## BEGIN

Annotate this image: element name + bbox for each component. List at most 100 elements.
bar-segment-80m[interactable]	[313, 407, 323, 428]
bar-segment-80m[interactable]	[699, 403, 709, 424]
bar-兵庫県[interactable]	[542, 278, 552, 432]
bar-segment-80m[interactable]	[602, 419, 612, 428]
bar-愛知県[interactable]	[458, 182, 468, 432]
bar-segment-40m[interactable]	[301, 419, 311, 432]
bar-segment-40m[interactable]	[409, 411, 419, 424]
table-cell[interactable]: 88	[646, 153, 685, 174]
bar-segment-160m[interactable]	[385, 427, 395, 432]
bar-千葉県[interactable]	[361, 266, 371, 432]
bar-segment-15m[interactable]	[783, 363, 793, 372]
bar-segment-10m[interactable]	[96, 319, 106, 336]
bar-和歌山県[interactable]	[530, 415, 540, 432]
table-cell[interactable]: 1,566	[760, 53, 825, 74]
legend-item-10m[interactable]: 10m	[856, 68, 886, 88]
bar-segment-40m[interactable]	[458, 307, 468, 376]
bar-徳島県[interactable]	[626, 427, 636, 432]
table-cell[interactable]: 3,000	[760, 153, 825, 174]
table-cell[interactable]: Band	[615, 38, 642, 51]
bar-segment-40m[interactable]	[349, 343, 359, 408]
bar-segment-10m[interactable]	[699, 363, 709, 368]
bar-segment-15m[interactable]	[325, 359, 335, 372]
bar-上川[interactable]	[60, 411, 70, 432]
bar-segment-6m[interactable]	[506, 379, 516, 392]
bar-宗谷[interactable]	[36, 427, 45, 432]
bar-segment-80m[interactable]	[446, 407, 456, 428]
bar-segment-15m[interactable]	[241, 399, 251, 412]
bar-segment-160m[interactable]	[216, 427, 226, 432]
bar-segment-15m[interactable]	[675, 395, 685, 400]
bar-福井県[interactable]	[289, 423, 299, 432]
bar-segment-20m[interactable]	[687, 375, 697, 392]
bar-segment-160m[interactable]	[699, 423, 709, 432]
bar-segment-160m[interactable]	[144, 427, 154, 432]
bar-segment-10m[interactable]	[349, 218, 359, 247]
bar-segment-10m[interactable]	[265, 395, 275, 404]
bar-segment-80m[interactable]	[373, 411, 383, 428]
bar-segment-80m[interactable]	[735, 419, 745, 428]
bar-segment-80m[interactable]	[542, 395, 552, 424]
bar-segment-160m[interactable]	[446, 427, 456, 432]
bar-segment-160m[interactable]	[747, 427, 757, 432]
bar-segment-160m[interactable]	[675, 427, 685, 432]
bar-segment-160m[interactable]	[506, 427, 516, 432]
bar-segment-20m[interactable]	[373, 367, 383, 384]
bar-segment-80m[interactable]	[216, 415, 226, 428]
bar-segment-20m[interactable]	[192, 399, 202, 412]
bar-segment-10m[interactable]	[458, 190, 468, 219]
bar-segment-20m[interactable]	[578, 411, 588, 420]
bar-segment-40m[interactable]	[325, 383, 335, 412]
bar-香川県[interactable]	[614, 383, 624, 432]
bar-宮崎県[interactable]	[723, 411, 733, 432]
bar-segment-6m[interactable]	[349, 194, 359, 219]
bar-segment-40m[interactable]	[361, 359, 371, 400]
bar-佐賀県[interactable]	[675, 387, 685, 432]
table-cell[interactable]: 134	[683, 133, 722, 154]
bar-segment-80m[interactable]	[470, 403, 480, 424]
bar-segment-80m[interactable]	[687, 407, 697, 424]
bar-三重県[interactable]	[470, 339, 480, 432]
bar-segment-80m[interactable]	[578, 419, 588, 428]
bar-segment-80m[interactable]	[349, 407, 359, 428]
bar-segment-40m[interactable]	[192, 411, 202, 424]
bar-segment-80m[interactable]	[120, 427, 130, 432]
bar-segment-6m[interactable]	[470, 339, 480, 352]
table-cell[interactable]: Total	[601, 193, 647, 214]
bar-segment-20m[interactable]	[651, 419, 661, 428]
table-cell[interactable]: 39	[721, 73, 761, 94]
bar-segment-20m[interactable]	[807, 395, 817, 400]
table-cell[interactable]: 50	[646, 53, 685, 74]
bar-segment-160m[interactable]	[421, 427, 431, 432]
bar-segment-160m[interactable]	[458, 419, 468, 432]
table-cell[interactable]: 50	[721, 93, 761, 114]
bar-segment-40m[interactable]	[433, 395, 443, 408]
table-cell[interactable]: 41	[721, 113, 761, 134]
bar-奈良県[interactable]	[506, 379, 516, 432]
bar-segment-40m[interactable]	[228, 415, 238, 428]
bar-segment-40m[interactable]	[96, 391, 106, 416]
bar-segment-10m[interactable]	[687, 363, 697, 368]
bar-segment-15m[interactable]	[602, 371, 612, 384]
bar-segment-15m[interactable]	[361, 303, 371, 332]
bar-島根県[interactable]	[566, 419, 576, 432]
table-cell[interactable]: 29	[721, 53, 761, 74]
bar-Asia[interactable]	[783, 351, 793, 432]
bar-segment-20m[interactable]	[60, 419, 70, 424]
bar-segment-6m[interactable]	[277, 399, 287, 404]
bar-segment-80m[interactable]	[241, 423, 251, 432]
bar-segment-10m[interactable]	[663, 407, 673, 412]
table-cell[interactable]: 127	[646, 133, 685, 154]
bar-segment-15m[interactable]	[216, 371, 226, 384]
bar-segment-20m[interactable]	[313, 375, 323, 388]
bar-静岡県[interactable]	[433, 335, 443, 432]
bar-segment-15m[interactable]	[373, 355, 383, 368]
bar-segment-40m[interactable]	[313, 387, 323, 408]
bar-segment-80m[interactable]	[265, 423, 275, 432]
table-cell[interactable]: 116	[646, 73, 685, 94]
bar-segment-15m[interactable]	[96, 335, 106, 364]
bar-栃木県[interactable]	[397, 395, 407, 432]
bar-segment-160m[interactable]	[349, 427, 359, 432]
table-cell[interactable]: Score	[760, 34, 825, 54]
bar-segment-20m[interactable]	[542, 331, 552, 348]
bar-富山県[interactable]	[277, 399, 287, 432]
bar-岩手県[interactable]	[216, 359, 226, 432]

## END

§ EXERCISE OBJECTIVE
Which lines in the listing above contain the string "this"? Return each of them in full.

§ RESPONSE TO THE EXERCISE
Annotate this image: element name + bbox for each component. List at most 100 elements.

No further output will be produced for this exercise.